* [REQUIRED TASK] Copy every line of the items below without changing anything, but leave the pictures out of your answer.

⟨

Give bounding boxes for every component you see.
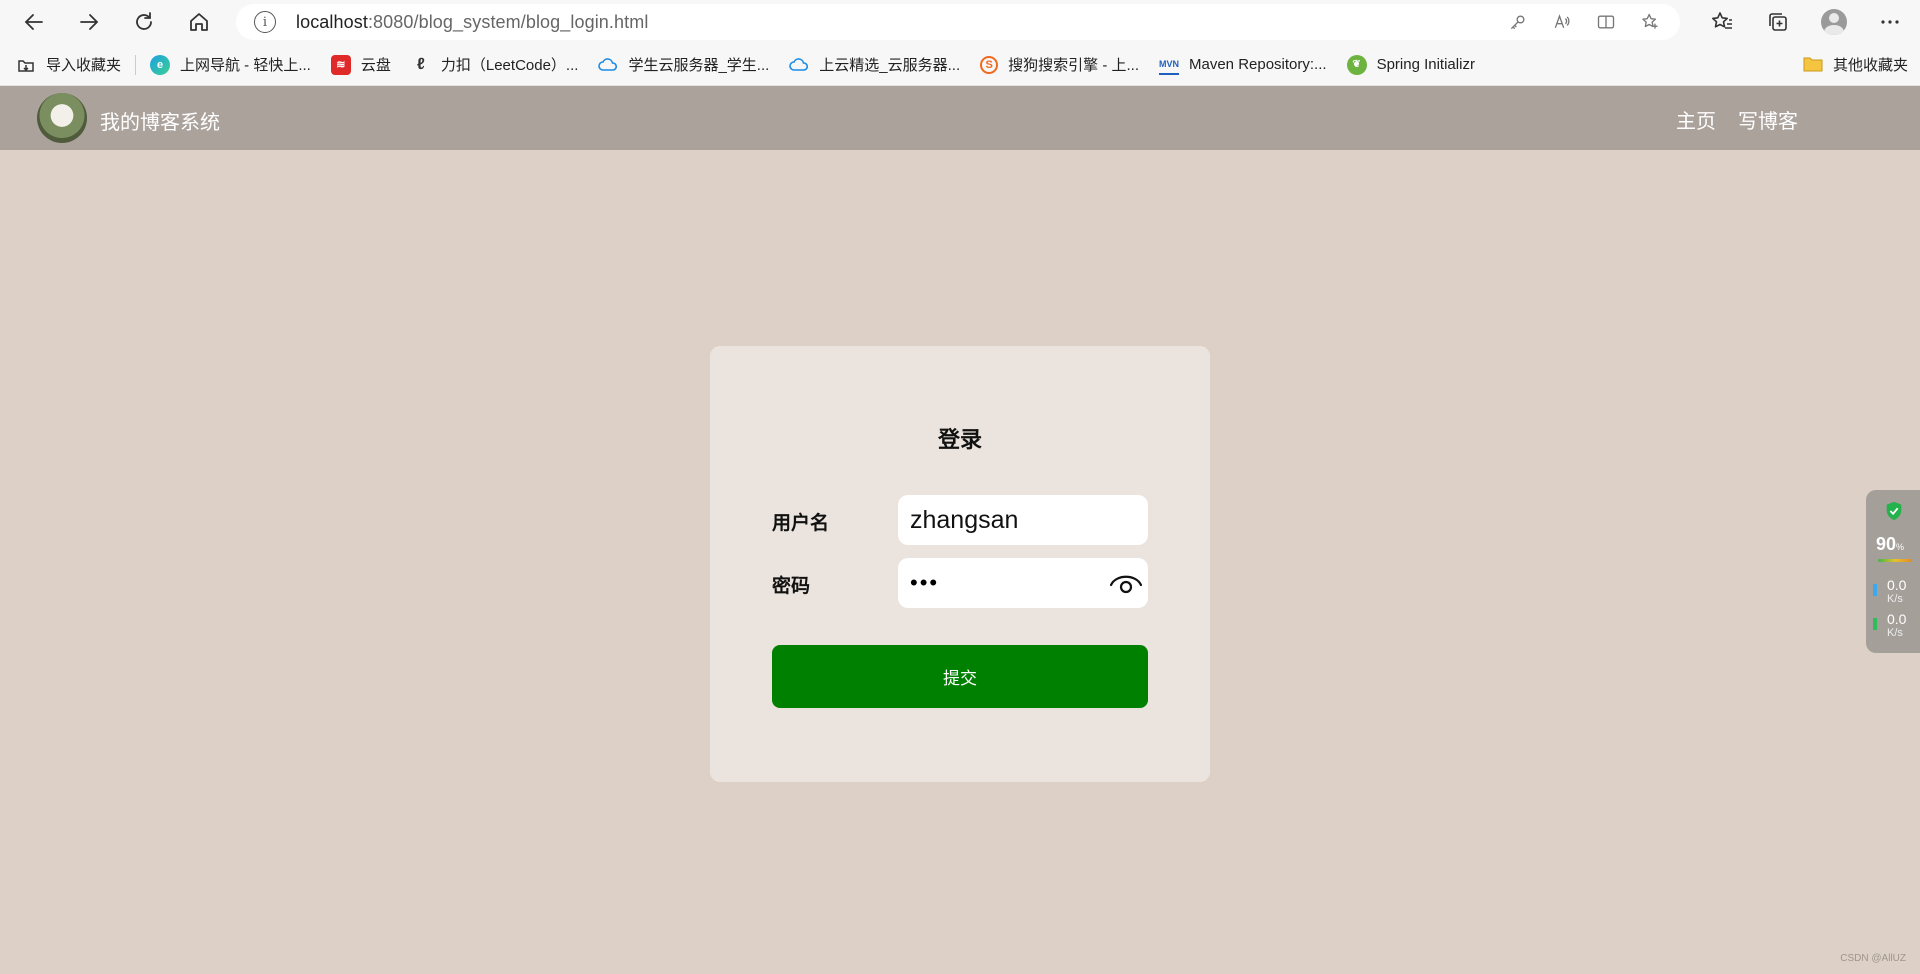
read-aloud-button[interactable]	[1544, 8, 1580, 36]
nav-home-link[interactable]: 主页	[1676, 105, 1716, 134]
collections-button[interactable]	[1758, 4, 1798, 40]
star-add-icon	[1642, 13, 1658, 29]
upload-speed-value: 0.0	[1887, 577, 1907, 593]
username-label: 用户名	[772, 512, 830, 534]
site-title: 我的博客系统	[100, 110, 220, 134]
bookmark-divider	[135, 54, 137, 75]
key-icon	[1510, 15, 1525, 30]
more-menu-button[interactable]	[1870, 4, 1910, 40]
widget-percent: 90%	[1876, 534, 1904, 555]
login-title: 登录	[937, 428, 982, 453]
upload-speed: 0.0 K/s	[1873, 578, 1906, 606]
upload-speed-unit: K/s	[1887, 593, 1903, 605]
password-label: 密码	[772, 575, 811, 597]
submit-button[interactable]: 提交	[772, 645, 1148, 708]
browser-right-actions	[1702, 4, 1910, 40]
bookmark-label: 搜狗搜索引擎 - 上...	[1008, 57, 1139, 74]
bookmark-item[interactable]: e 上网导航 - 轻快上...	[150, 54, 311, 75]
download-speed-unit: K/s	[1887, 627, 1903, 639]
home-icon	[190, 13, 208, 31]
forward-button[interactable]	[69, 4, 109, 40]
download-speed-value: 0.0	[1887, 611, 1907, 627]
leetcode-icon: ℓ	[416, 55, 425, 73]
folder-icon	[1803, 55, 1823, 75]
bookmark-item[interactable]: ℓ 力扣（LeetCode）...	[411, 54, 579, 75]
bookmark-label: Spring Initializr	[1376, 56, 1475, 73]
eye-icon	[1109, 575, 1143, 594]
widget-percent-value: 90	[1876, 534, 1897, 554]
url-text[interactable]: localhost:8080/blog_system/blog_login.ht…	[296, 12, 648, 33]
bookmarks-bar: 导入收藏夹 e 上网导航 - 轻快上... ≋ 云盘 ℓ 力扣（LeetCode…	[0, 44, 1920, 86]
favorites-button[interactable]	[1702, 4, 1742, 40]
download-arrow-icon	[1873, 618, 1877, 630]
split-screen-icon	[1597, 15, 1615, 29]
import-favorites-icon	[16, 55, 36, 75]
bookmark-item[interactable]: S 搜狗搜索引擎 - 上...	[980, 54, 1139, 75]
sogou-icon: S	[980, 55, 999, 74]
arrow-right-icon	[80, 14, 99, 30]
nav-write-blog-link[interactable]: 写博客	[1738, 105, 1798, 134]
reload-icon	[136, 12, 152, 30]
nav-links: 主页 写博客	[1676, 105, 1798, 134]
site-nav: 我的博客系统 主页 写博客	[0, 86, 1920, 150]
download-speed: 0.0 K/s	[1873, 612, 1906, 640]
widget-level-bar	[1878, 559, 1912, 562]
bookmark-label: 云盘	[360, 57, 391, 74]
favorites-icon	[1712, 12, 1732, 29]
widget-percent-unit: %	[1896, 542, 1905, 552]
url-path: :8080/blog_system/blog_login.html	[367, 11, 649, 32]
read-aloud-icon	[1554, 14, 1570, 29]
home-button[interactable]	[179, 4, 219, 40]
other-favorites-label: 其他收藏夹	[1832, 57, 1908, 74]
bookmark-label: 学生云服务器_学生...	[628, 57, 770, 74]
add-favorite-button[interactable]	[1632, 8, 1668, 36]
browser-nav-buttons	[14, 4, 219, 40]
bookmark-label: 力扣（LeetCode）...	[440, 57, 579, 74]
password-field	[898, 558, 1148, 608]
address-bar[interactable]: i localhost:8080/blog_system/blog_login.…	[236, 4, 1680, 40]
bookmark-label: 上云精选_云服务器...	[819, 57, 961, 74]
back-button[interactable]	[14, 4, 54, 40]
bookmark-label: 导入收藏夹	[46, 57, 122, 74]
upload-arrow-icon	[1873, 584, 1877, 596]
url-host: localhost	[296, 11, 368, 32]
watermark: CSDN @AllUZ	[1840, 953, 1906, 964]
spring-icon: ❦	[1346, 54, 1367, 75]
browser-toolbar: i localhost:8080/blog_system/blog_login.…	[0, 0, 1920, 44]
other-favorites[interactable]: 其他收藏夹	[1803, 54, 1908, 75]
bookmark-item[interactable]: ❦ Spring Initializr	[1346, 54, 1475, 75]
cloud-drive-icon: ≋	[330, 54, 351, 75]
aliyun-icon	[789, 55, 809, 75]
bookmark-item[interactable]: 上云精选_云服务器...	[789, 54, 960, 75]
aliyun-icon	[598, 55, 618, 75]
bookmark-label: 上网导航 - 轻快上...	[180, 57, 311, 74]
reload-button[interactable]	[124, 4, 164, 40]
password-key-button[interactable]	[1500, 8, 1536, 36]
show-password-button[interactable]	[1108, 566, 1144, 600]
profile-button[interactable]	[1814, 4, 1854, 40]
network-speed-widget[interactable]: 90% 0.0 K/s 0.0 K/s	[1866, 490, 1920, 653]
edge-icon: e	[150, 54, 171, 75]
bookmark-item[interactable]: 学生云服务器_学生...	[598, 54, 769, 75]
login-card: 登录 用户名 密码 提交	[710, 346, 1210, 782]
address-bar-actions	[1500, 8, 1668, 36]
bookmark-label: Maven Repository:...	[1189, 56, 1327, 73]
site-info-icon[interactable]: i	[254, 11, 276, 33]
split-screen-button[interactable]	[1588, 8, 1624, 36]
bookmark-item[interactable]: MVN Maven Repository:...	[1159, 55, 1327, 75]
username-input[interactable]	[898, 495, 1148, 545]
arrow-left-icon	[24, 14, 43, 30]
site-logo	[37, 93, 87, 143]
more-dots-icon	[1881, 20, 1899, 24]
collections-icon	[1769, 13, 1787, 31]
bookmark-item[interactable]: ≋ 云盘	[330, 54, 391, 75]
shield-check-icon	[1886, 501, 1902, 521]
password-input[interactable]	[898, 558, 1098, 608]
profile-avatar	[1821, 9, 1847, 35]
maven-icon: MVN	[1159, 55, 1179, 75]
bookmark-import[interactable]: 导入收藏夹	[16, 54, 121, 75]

⟩

* [EXERCISE ANSWER]
Give bounding boxes for every component you see.
read-aloud-button[interactable]	[1544, 8, 1580, 36]
nav-home-link[interactable]: 主页	[1676, 105, 1716, 134]
collections-button[interactable]	[1758, 4, 1798, 40]
star-add-icon	[1642, 13, 1658, 29]
upload-speed-value: 0.0	[1887, 577, 1907, 593]
username-label: 用户名	[772, 512, 830, 534]
site-title: 我的博客系统	[100, 110, 220, 134]
bookmark-divider	[135, 54, 137, 75]
key-icon	[1510, 15, 1525, 30]
more-menu-button[interactable]	[1870, 4, 1910, 40]
widget-percent: 90%	[1876, 534, 1904, 555]
login-title: 登录	[937, 428, 982, 453]
upload-speed: 0.0 K/s	[1873, 578, 1906, 606]
upload-speed-unit: K/s	[1887, 593, 1903, 605]
password-label: 密码	[772, 575, 811, 597]
submit-button[interactable]: 提交	[772, 645, 1148, 708]
browser-right-actions	[1702, 4, 1910, 40]
bookmark-label: 搜狗搜索引擎 - 上...	[1008, 57, 1139, 74]
bookmark-item[interactable]: e 上网导航 - 轻快上...	[150, 54, 311, 75]
download-speed-unit: K/s	[1887, 627, 1903, 639]
home-icon	[190, 13, 208, 31]
forward-button[interactable]	[69, 4, 109, 40]
download-speed-value: 0.0	[1887, 611, 1907, 627]
leetcode-icon: ℓ	[416, 55, 425, 73]
folder-icon	[1803, 55, 1823, 75]
bookmark-item[interactable]: ℓ 力扣（LeetCode）...	[411, 54, 579, 75]
bookmark-label: Spring Initializr	[1376, 56, 1475, 73]
eye-icon	[1109, 575, 1143, 594]
widget-percent-value: 90	[1876, 534, 1897, 554]
url-text[interactable]: localhost:8080/blog_system/blog_login.ht…	[296, 12, 648, 33]
bookmarks-bar: 导入收藏夹 e 上网导航 - 轻快上... ≋ 云盘 ℓ 力扣（LeetCode…	[0, 44, 1920, 86]
favorites-button[interactable]	[1702, 4, 1742, 40]
download-arrow-icon	[1873, 618, 1877, 630]
split-screen-icon	[1597, 15, 1615, 29]
import-favorites-icon	[16, 55, 36, 75]
bookmark-item[interactable]: S 搜狗搜索引擎 - 上...	[980, 54, 1139, 75]
sogou-icon: S	[980, 55, 999, 74]
arrow-right-icon	[80, 14, 99, 30]
nav-write-blog-link[interactable]: 写博客	[1738, 105, 1798, 134]
reload-icon	[136, 12, 152, 30]
nav-links: 主页 写博客	[1676, 105, 1798, 134]
site-nav: 我的博客系统 主页 写博客	[0, 86, 1920, 150]
download-speed: 0.0 K/s	[1873, 612, 1906, 640]
widget-level-bar	[1878, 559, 1912, 562]
bookmark-label: 云盘	[360, 57, 391, 74]
favorites-icon	[1712, 12, 1732, 29]
widget-percent-unit: %	[1896, 542, 1905, 552]
url-path: :8080/blog_system/blog_login.html	[367, 11, 649, 32]
read-aloud-icon	[1554, 14, 1570, 29]
home-button[interactable]	[179, 4, 219, 40]
other-favorites-label: 其他收藏夹	[1832, 57, 1908, 74]
bookmark-label: 学生云服务器_学生...	[628, 57, 770, 74]
add-favorite-button[interactable]	[1632, 8, 1668, 36]
browser-nav-buttons	[14, 4, 219, 40]
bookmark-label: 力扣（LeetCode）...	[440, 57, 579, 74]
password-field	[898, 558, 1148, 608]
address-bar[interactable]: i localhost:8080/blog_system/blog_login.…	[236, 4, 1680, 40]
bookmark-label: 上云精选_云服务器...	[819, 57, 961, 74]
back-button[interactable]	[14, 4, 54, 40]
bookmark-label: 导入收藏夹	[46, 57, 122, 74]
upload-arrow-icon	[1873, 584, 1877, 596]
url-host: localhost	[296, 11, 368, 32]
watermark: CSDN @AllUZ	[1840, 953, 1906, 964]
spring-icon: ❦	[1346, 54, 1367, 75]
browser-toolbar: i localhost:8080/blog_system/blog_login.…	[0, 0, 1920, 44]
other-favorites[interactable]: 其他收藏夹	[1803, 54, 1908, 75]
bookmark-item[interactable]: ❦ Spring Initializr	[1346, 54, 1475, 75]
cloud-drive-icon: ≋	[330, 54, 351, 75]
aliyun-icon	[789, 55, 809, 75]
bookmark-item[interactable]: 上云精选_云服务器...	[789, 54, 960, 75]
aliyun-icon	[598, 55, 618, 75]
bookmark-label: 上网导航 - 轻快上...	[180, 57, 311, 74]
reload-button[interactable]	[124, 4, 164, 40]
password-key-button[interactable]	[1500, 8, 1536, 36]
show-password-button[interactable]	[1108, 566, 1144, 600]
profile-button[interactable]	[1814, 4, 1854, 40]
network-speed-widget[interactable]: 90% 0.0 K/s 0.0 K/s	[1866, 490, 1920, 653]
edge-icon: e	[150, 54, 171, 75]
bookmark-item[interactable]: 学生云服务器_学生...	[598, 54, 769, 75]
login-card: 登录 用户名 密码 提交	[710, 346, 1210, 782]
address-bar-actions	[1500, 8, 1668, 36]
bookmark-label: Maven Repository:...	[1189, 56, 1327, 73]
site-info-icon[interactable]: i	[254, 11, 276, 33]
split-screen-button[interactable]	[1588, 8, 1624, 36]
bookmark-item[interactable]: MVN Maven Repository:...	[1159, 55, 1327, 75]
username-input[interactable]	[898, 495, 1148, 545]
arrow-left-icon	[24, 14, 43, 30]
site-logo	[37, 93, 87, 143]
more-dots-icon	[1881, 20, 1899, 24]
collections-icon	[1769, 13, 1787, 31]
bookmark-item[interactable]: ≋ 云盘	[330, 54, 391, 75]
shield-check-icon	[1886, 501, 1902, 521]
password-input[interactable]	[898, 558, 1098, 608]
profile-avatar	[1821, 9, 1847, 35]
maven-icon: MVN	[1159, 55, 1179, 75]
bookmark-import[interactable]: 导入收藏夹	[16, 54, 121, 75]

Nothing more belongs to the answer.